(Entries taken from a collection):
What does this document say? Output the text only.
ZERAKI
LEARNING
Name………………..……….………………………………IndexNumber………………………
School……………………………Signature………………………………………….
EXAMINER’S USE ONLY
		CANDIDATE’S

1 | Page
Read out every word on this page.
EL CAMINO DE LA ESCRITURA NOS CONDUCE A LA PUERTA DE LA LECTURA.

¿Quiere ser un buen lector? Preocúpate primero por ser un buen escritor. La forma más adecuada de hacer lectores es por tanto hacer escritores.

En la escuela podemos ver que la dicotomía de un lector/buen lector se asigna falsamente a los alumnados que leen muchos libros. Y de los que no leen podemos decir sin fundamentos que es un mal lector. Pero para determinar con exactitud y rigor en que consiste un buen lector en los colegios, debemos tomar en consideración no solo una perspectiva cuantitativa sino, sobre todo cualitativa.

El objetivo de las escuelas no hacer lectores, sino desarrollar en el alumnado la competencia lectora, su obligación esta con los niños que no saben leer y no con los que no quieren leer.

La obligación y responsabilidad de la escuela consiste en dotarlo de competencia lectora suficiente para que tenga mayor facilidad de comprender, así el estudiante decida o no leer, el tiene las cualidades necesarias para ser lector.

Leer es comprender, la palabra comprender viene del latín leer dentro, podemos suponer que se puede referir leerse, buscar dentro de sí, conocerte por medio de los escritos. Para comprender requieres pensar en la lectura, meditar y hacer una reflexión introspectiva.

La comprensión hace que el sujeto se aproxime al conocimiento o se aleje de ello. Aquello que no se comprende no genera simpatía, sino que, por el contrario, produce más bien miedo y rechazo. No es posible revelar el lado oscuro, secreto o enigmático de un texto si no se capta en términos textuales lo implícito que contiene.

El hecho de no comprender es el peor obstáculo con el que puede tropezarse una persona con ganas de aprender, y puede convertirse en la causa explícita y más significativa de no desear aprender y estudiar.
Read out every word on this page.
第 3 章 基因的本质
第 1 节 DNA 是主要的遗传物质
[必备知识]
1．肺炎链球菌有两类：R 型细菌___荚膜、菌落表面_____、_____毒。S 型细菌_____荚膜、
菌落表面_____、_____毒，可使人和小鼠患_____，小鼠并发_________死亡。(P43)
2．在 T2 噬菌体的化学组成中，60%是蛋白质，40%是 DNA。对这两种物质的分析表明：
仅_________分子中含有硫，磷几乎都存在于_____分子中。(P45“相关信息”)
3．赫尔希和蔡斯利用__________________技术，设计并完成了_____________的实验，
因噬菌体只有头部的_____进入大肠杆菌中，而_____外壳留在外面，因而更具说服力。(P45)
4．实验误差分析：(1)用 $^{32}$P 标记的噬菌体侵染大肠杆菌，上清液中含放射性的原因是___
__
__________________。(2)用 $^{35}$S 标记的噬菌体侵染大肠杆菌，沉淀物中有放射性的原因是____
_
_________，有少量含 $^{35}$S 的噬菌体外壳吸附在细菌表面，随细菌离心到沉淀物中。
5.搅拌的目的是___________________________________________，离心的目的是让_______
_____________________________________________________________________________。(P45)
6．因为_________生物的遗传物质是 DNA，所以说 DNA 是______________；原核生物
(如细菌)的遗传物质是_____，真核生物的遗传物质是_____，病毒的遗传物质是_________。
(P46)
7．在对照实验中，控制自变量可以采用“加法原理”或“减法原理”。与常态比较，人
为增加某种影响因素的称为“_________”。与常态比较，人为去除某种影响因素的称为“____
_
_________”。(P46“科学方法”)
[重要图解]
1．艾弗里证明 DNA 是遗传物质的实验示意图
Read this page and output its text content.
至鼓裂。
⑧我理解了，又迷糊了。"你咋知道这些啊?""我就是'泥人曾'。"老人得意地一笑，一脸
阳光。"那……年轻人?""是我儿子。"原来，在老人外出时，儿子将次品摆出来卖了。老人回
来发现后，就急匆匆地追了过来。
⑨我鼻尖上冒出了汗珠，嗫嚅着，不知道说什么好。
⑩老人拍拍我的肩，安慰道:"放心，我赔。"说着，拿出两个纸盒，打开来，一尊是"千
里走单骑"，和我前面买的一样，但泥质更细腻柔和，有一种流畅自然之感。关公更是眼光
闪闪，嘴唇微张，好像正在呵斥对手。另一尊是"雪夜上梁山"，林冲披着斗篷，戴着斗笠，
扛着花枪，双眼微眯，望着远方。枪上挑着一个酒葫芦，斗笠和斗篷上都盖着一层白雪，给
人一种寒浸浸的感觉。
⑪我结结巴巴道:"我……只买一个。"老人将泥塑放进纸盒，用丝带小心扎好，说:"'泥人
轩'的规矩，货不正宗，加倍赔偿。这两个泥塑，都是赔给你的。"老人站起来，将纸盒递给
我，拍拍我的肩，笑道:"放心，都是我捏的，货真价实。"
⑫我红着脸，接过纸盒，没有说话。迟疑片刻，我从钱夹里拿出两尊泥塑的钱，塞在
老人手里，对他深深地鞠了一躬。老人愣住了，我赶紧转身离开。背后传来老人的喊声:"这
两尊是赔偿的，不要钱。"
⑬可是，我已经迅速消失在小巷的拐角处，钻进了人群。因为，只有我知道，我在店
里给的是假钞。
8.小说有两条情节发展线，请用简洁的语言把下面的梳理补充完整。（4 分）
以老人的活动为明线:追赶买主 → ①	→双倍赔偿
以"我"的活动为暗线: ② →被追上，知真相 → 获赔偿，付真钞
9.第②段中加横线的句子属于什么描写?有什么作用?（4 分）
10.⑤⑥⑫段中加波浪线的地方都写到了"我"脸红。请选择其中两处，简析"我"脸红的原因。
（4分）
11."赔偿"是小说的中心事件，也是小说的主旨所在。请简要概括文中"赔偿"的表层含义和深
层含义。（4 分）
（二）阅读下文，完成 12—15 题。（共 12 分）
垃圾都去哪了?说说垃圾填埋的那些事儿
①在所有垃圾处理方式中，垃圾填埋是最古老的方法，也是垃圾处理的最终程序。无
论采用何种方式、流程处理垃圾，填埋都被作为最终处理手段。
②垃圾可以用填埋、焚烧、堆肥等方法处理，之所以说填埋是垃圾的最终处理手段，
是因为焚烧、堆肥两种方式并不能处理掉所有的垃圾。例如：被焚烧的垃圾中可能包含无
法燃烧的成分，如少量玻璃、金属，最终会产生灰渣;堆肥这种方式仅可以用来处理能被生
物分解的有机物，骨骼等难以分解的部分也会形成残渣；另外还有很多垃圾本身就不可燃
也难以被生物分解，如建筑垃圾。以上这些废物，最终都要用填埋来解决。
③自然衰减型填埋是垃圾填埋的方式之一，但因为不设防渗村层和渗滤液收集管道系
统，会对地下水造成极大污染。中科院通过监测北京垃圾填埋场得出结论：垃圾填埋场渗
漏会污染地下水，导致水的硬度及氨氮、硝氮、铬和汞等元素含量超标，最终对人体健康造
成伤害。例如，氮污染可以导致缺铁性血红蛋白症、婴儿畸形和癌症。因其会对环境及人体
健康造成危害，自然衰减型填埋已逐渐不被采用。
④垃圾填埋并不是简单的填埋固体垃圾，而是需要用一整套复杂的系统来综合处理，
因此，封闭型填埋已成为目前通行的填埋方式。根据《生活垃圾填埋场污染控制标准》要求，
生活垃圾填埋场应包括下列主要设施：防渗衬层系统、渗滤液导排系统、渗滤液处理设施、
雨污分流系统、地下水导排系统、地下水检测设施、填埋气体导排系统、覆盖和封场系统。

(THE TASK): Your task is to gather every line with the word "this" and copy it.

(FINISHED ANSWER):
What does this document say? Output the text only.
Read out every word on this page.
Read out every word on this page.
Read this page and output its text content.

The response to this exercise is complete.